WHAT YOU SHOULD DO: Copy out each line exactly; pictures stay out of the copy.

=-=-=-=-=

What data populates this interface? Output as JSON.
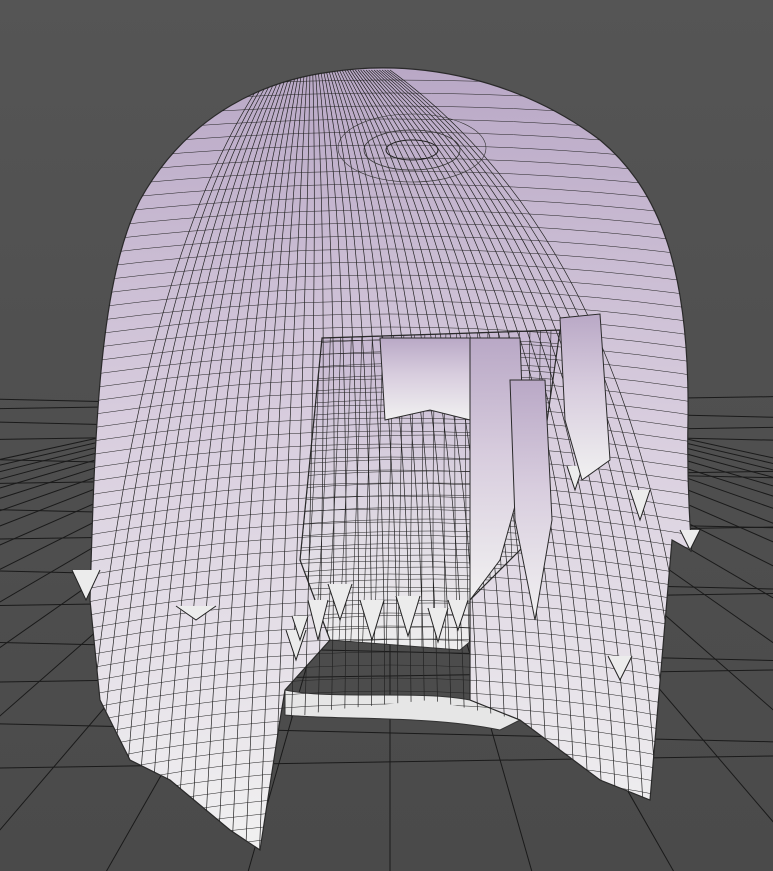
{
  "viewport": {
    "background_color": "#4d4d4d",
    "grid_line_color": "#1a1a1a",
    "mesh_top_color": "#b9a8c6",
    "mesh_bottom_color": "#f1f1f1",
    "wire_color": "#222222"
  },
  "model": {
    "icon": "hair-mesh-icon"
  }
}
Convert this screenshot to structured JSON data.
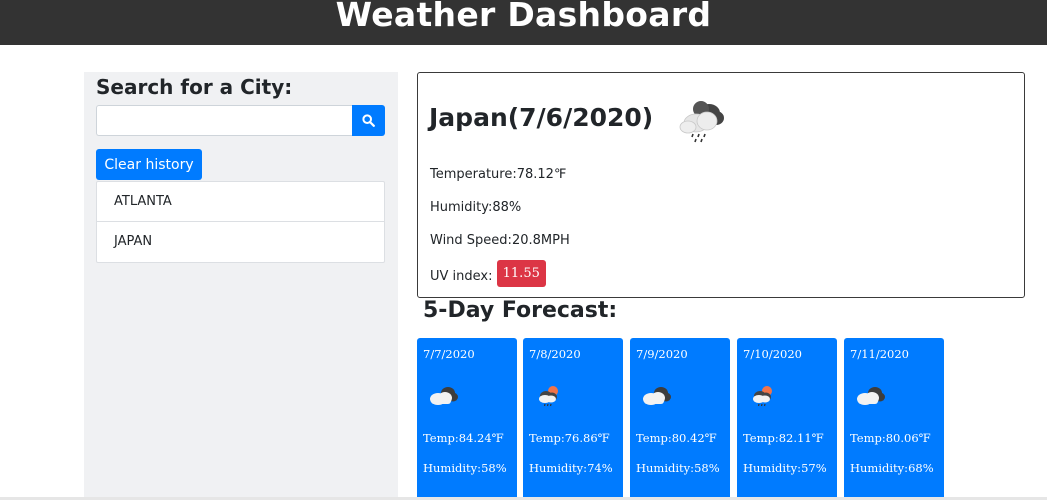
{
  "header": {
    "title": "Weather Dashboard"
  },
  "sidebar": {
    "heading": "Search for a City:",
    "search": {
      "value": "",
      "placeholder": ""
    },
    "search_icon": "search-icon",
    "clear_label": "Clear history",
    "history": [
      {
        "label": "ATLANTA"
      },
      {
        "label": "JAPAN"
      }
    ]
  },
  "current": {
    "title": "Japan(7/6/2020)",
    "icon": "rain-cloud-icon",
    "temperature_label": "Temperature:",
    "temperature": "78.12℉",
    "humidity_label": "Humidity:",
    "humidity": "88%",
    "wind_label": "Wind Speed:",
    "wind": "20.8MPH",
    "uv_label": "UV index:",
    "uv": "11.55",
    "uv_color": "#dc3545"
  },
  "forecast": {
    "title": "5-Day Forecast:",
    "temp_label": "Temp:",
    "humidity_label": "Humidity:",
    "days": [
      {
        "date": "7/7/2020",
        "icon": "cloud-icon",
        "temp": "84.24℉",
        "humidity": "58%"
      },
      {
        "date": "7/8/2020",
        "icon": "sun-rain-cloud-icon",
        "temp": "76.86℉",
        "humidity": "74%"
      },
      {
        "date": "7/9/2020",
        "icon": "cloud-icon",
        "temp": "80.42℉",
        "humidity": "58%"
      },
      {
        "date": "7/10/2020",
        "icon": "sun-rain-cloud-icon",
        "temp": "82.11℉",
        "humidity": "57%"
      },
      {
        "date": "7/11/2020",
        "icon": "cloud-icon",
        "temp": "80.06℉",
        "humidity": "68%"
      }
    ]
  },
  "colors": {
    "accent": "#007bff",
    "header": "#333333",
    "danger": "#dc3545"
  }
}
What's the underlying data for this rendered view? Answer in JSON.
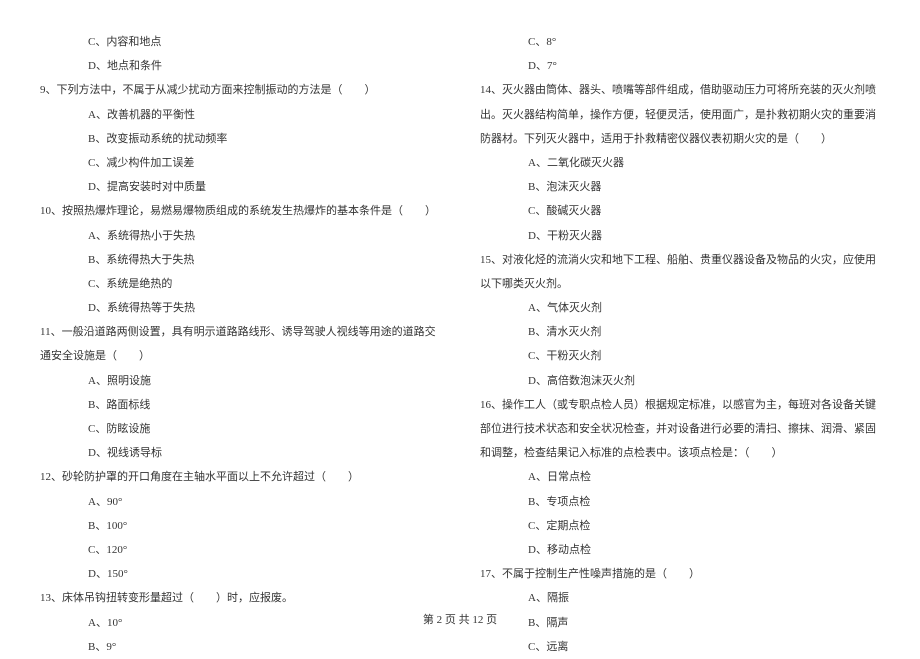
{
  "left": {
    "opt_c_8prev": "C、内容和地点",
    "opt_d_8prev": "D、地点和条件",
    "q9": "9、下列方法中，不属于从减少扰动方面来控制振动的方法是（　　）",
    "q9_a": "A、改善机器的平衡性",
    "q9_b": "B、改变振动系统的扰动频率",
    "q9_c": "C、减少构件加工误差",
    "q9_d": "D、提高安装时对中质量",
    "q10": "10、按照热爆炸理论，易燃易爆物质组成的系统发生热爆炸的基本条件是（　　）",
    "q10_a": "A、系统得热小于失热",
    "q10_b": "B、系统得热大于失热",
    "q10_c": "C、系统是绝热的",
    "q10_d": "D、系统得热等于失热",
    "q11": "11、一般沿道路两侧设置，具有明示道路路线形、诱导驾驶人视线等用途的道路交通安全设施是（　　）",
    "q11_a": "A、照明设施",
    "q11_b": "B、路面标线",
    "q11_c": "C、防眩设施",
    "q11_d": "D、视线诱导标",
    "q12": "12、砂轮防护罩的开口角度在主轴水平面以上不允许超过（　　）",
    "q12_a": "A、90°",
    "q12_b": "B、100°",
    "q12_c": "C、120°",
    "q12_d": "D、150°",
    "q13": "13、床体吊钩扭转变形量超过（　　）时，应报废。",
    "q13_a": "A、10°",
    "q13_b": "B、9°"
  },
  "right": {
    "q13_c": "C、8°",
    "q13_d": "D、7°",
    "q14": "14、灭火器由筒体、器头、喷嘴等部件组成，借助驱动压力可将所充装的灭火剂喷出。灭火器结构简单，操作方便，轻便灵活，使用面广，是扑救初期火灾的重要消防器材。下列灭火器中，适用于扑救精密仪器仪表初期火灾的是（　　）",
    "q14_a": "A、二氧化碳灭火器",
    "q14_b": "B、泡沫灭火器",
    "q14_c": "C、酸碱灭火器",
    "q14_d": "D、干粉灭火器",
    "q15": "15、对液化烃的流淌火灾和地下工程、船舶、贵重仪器设备及物品的火灾，应使用以下哪类灭火剂。",
    "q15_a": "A、气体灭火剂",
    "q15_b": "B、清水灭火剂",
    "q15_c": "C、干粉灭火剂",
    "q15_d": "D、高倍数泡沫灭火剂",
    "q16": "16、操作工人（或专职点检人员）根据规定标准，以感官为主，每班对各设备关键部位进行技术状态和安全状况检查，并对设备进行必要的清扫、擦抹、润滑、紧固和调整，检查结果记入标准的点检表中。该项点检是：（　　）",
    "q16_a": "A、日常点检",
    "q16_b": "B、专项点检",
    "q16_c": "C、定期点检",
    "q16_d": "D、移动点检",
    "q17": "17、不属于控制生产性噪声措施的是（　　）",
    "q17_a": "A、隔振",
    "q17_b": "B、隔声",
    "q17_c": "C、远离"
  },
  "footer": "第 2 页 共 12 页"
}
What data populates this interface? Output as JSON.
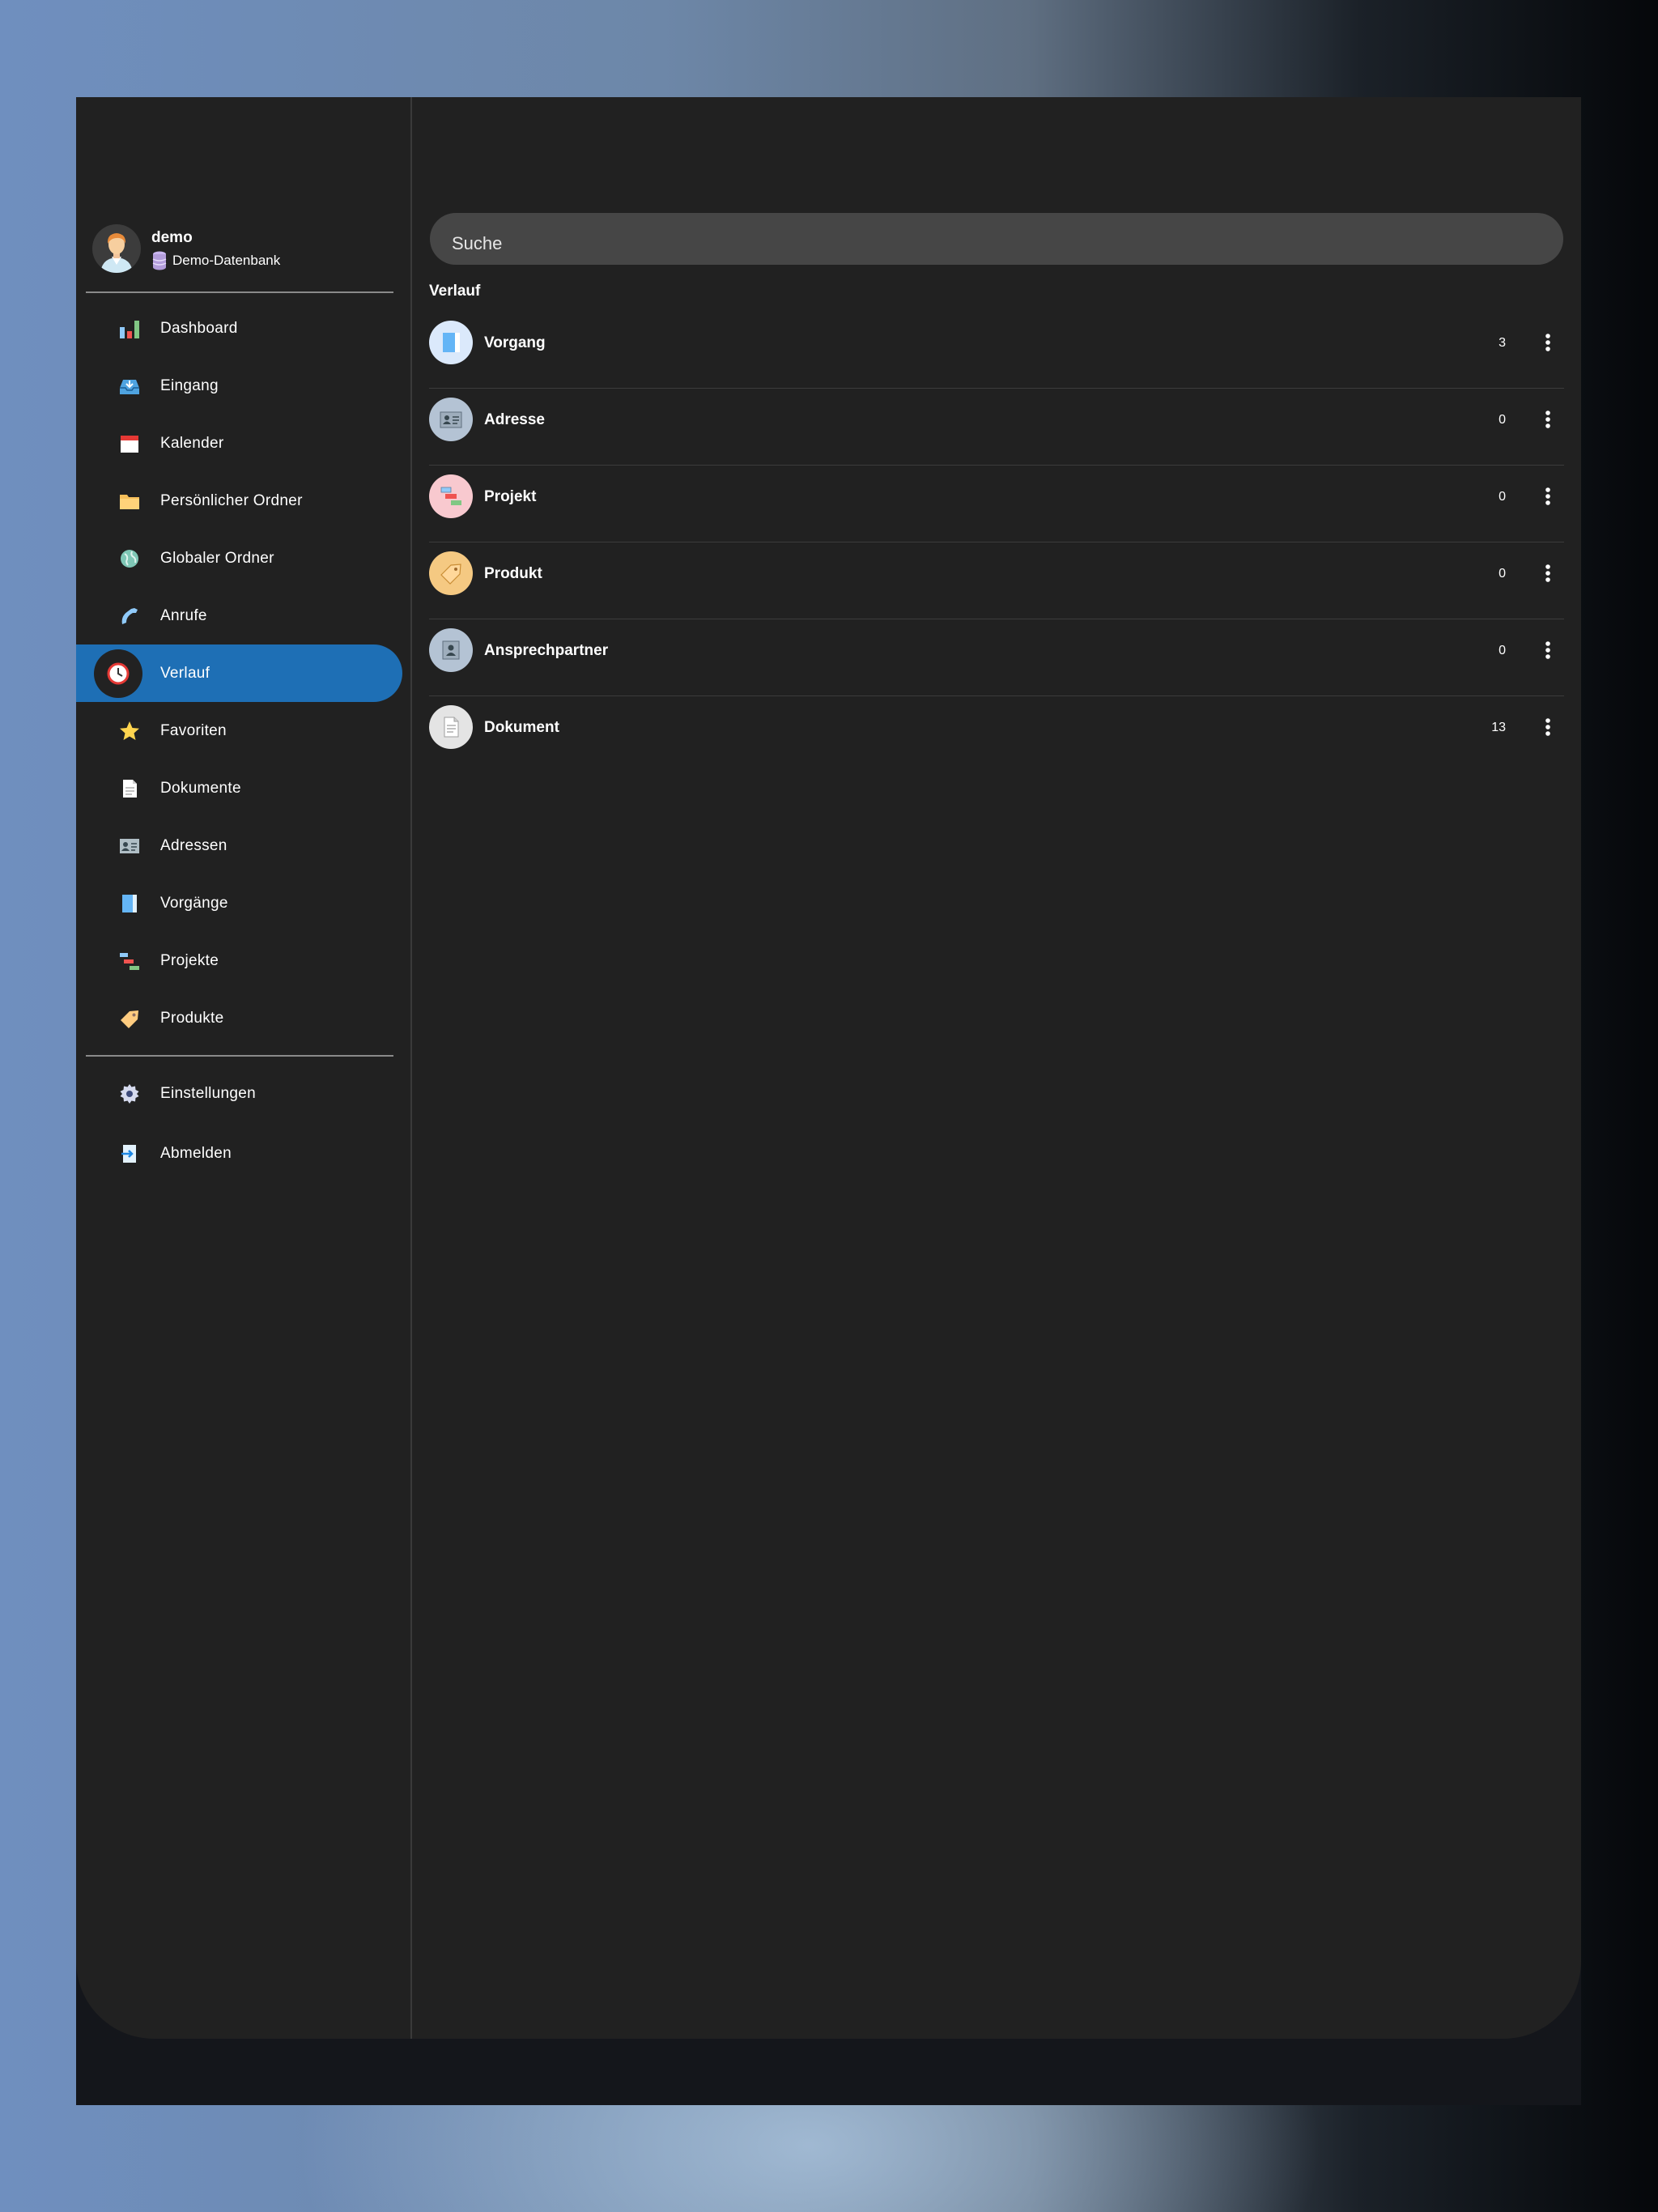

=-=-=-=-=

FINAL RESULT:
What data populates this interface? Output as JSON.
{
  "viewport": {
    "background_color": "#4d4d4d",
    "grid_line_color": "#1a1a1a",
    "mesh_top_color": "#b9a8c6",
    "mesh_bottom_color": "#f1f1f1",
    "wire_color": "#222222"
  },
  "model": {
    "icon": "hair-mesh-icon"
  }
}
Convert this screenshot to structured JSON data.
{
  "header": {
    "title": "Weather Dashboard"
  },
  "sidebar": {
    "heading": "Search for a City:",
    "search": {
      "value": "",
      "placeholder": ""
    },
    "search_icon": "search-icon",
    "clear_label": "Clear history",
    "history": [
      {
        "label": "ATLANTA"
      },
      {
        "label": "JAPAN"
      }
    ]
  },
  "current": {
    "title": "Japan(7/6/2020)",
    "icon": "rain-cloud-icon",
    "temperature_label": "Temperature:",
    "temperature": "78.12℉",
    "humidity_label": "Humidity:",
    "humidity": "88%",
    "wind_label": "Wind Speed:",
    "wind": "20.8MPH",
    "uv_label": "UV index:",
    "uv": "11.55",
    "uv_color": "#dc3545"
  },
  "forecast": {
    "title": "5-Day Forecast:",
    "temp_label": "Temp:",
    "humidity_label": "Humidity:",
    "days": [
      {
        "date": "7/7/2020",
        "icon": "cloud-icon",
        "temp": "84.24℉",
        "humidity": "58%"
      },
      {
        "date": "7/8/2020",
        "icon": "sun-rain-cloud-icon",
        "temp": "76.86℉",
        "humidity": "74%"
      },
      {
        "date": "7/9/2020",
        "icon": "cloud-icon",
        "temp": "80.42℉",
        "humidity": "58%"
      },
      {
        "date": "7/10/2020",
        "icon": "sun-rain-cloud-icon",
        "temp": "82.11℉",
        "humidity": "57%"
      },
      {
        "date": "7/11/2020",
        "icon": "cloud-icon",
        "temp": "80.06℉",
        "humidity": "68%"
      }
    ]
  },
  "colors": {
    "accent": "#007bff",
    "header": "#333333",
    "danger": "#dc3545"
  }
}
What's the underlying data for this rendered view? Answer in JSON.
{
  "left": {
    "opt_c_8prev": "C、内容和地点",
    "opt_d_8prev": "D、地点和条件",
    "q9": "9、下列方法中，不属于从减少扰动方面来控制振动的方法是（　　）",
    "q9_a": "A、改善机器的平衡性",
    "q9_b": "B、改变振动系统的扰动频率",
    "q9_c": "C、减少构件加工误差",
    "q9_d": "D、提高安装时对中质量",
    "q10": "10、按照热爆炸理论，易燃易爆物质组成的系统发生热爆炸的基本条件是（　　）",
    "q10_a": "A、系统得热小于失热",
    "q10_b": "B、系统得热大于失热",
    "q10_c": "C、系统是绝热的",
    "q10_d": "D、系统得热等于失热",
    "q11": "11、一般沿道路两侧设置，具有明示道路路线形、诱导驾驶人视线等用途的道路交通安全设施是（　　）",
    "q11_a": "A、照明设施",
    "q11_b": "B、路面标线",
    "q11_c": "C、防眩设施",
    "q11_d": "D、视线诱导标",
    "q12": "12、砂轮防护罩的开口角度在主轴水平面以上不允许超过（　　）",
    "q12_a": "A、90°",
    "q12_b": "B、100°",
    "q12_c": "C、120°",
    "q12_d": "D、150°",
    "q13": "13、床体吊钩扭转变形量超过（　　）时，应报废。",
    "q13_a": "A、10°",
    "q13_b": "B、9°"
  },
  "right": {
    "q13_c": "C、8°",
    "q13_d": "D、7°",
    "q14": "14、灭火器由筒体、器头、喷嘴等部件组成，借助驱动压力可将所充装的灭火剂喷出。灭火器结构简单，操作方便，轻便灵活，使用面广，是扑救初期火灾的重要消防器材。下列灭火器中，适用于扑救精密仪器仪表初期火灾的是（　　）",
    "q14_a": "A、二氧化碳灭火器",
    "q14_b": "B、泡沫灭火器",
    "q14_c": "C、酸碱灭火器",
    "q14_d": "D、干粉灭火器",
    "q15": "15、对液化烃的流淌火灾和地下工程、船舶、贵重仪器设备及物品的火灾，应使用以下哪类灭火剂。",
    "q15_a": "A、气体灭火剂",
    "q15_b": "B、清水灭火剂",
    "q15_c": "C、干粉灭火剂",
    "q15_d": "D、高倍数泡沫灭火剂",
    "q16": "16、操作工人（或专职点检人员）根据规定标准，以感官为主，每班对各设备关键部位进行技术状态和安全状况检查，并对设备进行必要的清扫、擦抹、润滑、紧固和调整，检查结果记入标准的点检表中。该项点检是：（　　）",
    "q16_a": "A、日常点检",
    "q16_b": "B、专项点检",
    "q16_c": "C、定期点检",
    "q16_d": "D、移动点检",
    "q17": "17、不属于控制生产性噪声措施的是（　　）",
    "q17_a": "A、隔振",
    "q17_b": "B、隔声",
    "q17_c": "C、远离"
  },
  "footer": "第 2 页 共 12 页"
}
What data populates this interface? Output as JSON.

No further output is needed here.